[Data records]
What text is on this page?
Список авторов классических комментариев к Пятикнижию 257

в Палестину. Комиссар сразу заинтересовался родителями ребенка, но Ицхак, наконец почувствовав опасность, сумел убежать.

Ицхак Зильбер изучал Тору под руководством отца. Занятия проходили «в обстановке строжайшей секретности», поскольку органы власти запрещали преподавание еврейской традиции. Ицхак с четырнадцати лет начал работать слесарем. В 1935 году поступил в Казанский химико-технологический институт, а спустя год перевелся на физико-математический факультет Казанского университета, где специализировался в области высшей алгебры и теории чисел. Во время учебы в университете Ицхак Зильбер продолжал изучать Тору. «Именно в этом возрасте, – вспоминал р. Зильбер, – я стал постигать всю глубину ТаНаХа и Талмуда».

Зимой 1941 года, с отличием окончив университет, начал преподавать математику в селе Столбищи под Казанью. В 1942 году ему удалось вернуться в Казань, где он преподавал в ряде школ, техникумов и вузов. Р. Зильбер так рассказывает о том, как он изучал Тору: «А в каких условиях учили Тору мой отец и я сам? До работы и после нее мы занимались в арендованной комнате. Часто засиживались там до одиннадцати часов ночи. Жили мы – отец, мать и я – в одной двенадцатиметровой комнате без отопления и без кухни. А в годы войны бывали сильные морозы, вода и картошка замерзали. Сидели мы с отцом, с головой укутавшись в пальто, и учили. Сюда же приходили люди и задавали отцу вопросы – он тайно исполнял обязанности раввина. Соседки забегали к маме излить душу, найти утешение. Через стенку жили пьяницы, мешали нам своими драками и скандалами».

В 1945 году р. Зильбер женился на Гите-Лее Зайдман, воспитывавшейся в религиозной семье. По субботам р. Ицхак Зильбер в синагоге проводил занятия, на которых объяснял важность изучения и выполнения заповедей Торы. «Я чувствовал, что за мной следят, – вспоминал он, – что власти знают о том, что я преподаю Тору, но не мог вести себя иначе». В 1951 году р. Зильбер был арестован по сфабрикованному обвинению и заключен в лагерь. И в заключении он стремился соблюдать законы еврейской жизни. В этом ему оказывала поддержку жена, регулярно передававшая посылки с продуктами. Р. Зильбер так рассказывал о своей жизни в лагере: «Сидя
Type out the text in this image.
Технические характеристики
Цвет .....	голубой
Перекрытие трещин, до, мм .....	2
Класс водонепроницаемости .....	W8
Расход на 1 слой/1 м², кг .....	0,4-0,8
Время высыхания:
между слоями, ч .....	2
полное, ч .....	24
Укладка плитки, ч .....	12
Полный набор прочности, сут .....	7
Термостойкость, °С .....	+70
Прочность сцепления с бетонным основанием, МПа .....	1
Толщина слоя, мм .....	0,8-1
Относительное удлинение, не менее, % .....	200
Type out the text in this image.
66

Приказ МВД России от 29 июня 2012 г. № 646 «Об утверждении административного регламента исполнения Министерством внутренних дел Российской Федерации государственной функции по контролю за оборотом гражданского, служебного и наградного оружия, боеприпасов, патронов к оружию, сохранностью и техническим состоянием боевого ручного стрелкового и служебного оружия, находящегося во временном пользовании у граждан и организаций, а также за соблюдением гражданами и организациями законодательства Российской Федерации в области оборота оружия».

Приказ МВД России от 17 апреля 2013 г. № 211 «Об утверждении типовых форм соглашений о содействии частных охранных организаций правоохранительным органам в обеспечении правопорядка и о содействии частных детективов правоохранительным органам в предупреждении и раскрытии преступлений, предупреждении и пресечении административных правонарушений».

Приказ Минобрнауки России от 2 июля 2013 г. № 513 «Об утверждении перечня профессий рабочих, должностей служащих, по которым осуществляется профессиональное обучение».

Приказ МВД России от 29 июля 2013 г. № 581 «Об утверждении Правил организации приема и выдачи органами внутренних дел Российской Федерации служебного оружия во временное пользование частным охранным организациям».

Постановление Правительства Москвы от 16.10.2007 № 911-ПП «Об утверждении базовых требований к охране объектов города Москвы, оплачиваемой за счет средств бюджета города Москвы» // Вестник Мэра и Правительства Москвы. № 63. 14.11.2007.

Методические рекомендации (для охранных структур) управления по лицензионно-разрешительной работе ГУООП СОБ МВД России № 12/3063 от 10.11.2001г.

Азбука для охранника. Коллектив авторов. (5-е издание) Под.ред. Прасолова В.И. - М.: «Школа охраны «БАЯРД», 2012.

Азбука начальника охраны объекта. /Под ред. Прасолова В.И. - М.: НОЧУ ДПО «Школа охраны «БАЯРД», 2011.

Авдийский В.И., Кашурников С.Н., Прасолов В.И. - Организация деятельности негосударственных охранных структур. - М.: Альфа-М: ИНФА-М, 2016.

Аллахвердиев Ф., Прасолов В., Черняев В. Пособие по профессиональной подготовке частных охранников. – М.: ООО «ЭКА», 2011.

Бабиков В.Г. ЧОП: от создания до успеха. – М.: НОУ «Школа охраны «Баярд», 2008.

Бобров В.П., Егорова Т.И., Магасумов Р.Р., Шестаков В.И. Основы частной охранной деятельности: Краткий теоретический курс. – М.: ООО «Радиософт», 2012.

Directions | Each record above should be returned exactly as it appears.

Task output |
What text is on this page?
Список авторов классических комментариев к Пятикнижию 257

в Палестину. Комиссар сразу заинтересовался родителями ребенка, но Ицхак, наконец почувствовав опасность, сумел убежать.

Ицхак Зильбер изучал Тору под руководством отца. Занятия проходили «в обстановке строжайшей секретности», поскольку органы власти запрещали преподавание еврейской традиции. Ицхак с четырнадцати лет начал работать слесарем. В 1935 году поступил в Казанский химико-технологический институт, а спустя год перевелся на физико-математический факультет Казанского университета, где специализировался в области высшей алгебры и теории чисел. Во время учебы в университете Ицхак Зильбер продолжал изучать Тору. «Именно в этом возрасте, – вспоминал р. Зильбер, – я стал постигать всю глубину ТаНаХа и Талмуда».

Зимой 1941 года, с отличием окончив университет, начал преподавать математику в селе Столбищи под Казанью. В 1942 году ему удалось вернуться в Казань, где он преподавал в ряде школ, техникумов и вузов. Р. Зильбер так рассказывает о том, как он изучал Тору: «А в каких условиях учили Тору мой отец и я сам? До работы и после нее мы занимались в арендованной комнате. Часто засиживались там до одиннадцати часов ночи. Жили мы – отец, мать и я – в одной двенадцатиметровой комнате без отопления и без кухни. А в годы войны бывали сильные морозы, вода и картошка замерзали. Сидели мы с отцом, с головой укутавшись в пальто, и учили. Сюда же приходили люди и задавали отцу вопросы – он тайно исполнял обязанности раввина. Соседки забегали к маме излить душу, найти утешение. Через стенку жили пьяницы, мешали нам своими драками и скандалами».

В 1945 году р. Зильбер женился на Гите-Лее Зайдман, воспитывавшейся в религиозной семье. По субботам р. Ицхак Зильбер в синагоге проводил занятия, на которых объяснял важность изучения и выполнения заповедей Торы. «Я чувствовал, что за мной следят, – вспоминал он, – что власти знают о том, что я преподаю Тору, но не мог вести себя иначе». В 1951 году р. Зильбер был арестован по сфабрикованному обвинению и заключен в лагерь. И в заключении он стремился соблюдать законы еврейской жизни. В этом ему оказывала поддержку жена, регулярно передававшая посылки с продуктами. Р. Зильбер так рассказывал о своей жизни в лагере: «Сидя
Type out the text in this image.
Технические характеристики
Цвет .....	голубой
Перекрытие трещин, до, мм .....	2
Класс водонепроницаемости .....	W8
Расход на 1 слой/1 м², кг .....	0,4-0,8
Время высыхания:
между слоями, ч .....	2
полное, ч .....	24
Укладка плитки, ч .....	12
Полный набор прочности, сут .....	7
Термостойкость, °С .....	+70
Прочность сцепления с бетонным основанием, МПа .....	1
Толщина слоя, мм .....	0,8-1
Относительное удлинение, не менее, % .....	200
Type out the text in this image.
66

Приказ МВД России от 29 июня 2012 г. № 646 «Об утверждении административного регламента исполнения Министерством внутренних дел Российской Федерации государственной функции по контролю за оборотом гражданского, служебного и наградного оружия, боеприпасов, патронов к оружию, сохранностью и техническим состоянием боевого ручного стрелкового и служебного оружия, находящегося во временном пользовании у граждан и организаций, а также за соблюдением гражданами и организациями законодательства Российской Федерации в области оборота оружия».

Приказ МВД России от 17 апреля 2013 г. № 211 «Об утверждении типовых форм соглашений о содействии частных охранных организаций правоохранительным органам в обеспечении правопорядка и о содействии частных детективов правоохранительным органам в предупреждении и раскрытии преступлений, предупреждении и пресечении административных правонарушений».

Приказ Минобрнауки России от 2 июля 2013 г. № 513 «Об утверждении перечня профессий рабочих, должностей служащих, по которым осуществляется профессиональное обучение».

Приказ МВД России от 29 июля 2013 г. № 581 «Об утверждении Правил организации приема и выдачи органами внутренних дел Российской Федерации служебного оружия во временное пользование частным охранным организациям».

Постановление Правительства Москвы от 16.10.2007 № 911-ПП «Об утверждении базовых требований к охране объектов города Москвы, оплачиваемой за счет средств бюджета города Москвы» // Вестник Мэра и Правительства Москвы. № 63. 14.11.2007.

Методические рекомендации (для охранных структур) управления по лицензионно-разрешительной работе ГУООП СОБ МВД России № 12/3063 от 10.11.2001г.

Азбука для охранника. Коллектив авторов. (5-е издание) Под.ред. Прасолова В.И. - М.: «Школа охраны «БАЯРД», 2012.

Азбука начальника охраны объекта. /Под ред. Прасолова В.И. - М.: НОЧУ ДПО «Школа охраны «БАЯРД», 2011.

Авдийский В.И., Кашурников С.Н., Прасолов В.И. - Организация деятельности негосударственных охранных структур. - М.: Альфа-М: ИНФА-М, 2016.

Аллахвердиев Ф., Прасолов В., Черняев В. Пособие по профессиональной подготовке частных охранников. – М.: ООО «ЭКА», 2011.

Бабиков В.Г. ЧОП: от создания до успеха. – М.: НОУ «Школа охраны «Баярд», 2008.

Бобров В.П., Егорова Т.И., Магасумов Р.Р., Шестаков В.И. Основы частной охранной деятельности: Краткий теоретический курс. – М.: ООО «Радиософт», 2012.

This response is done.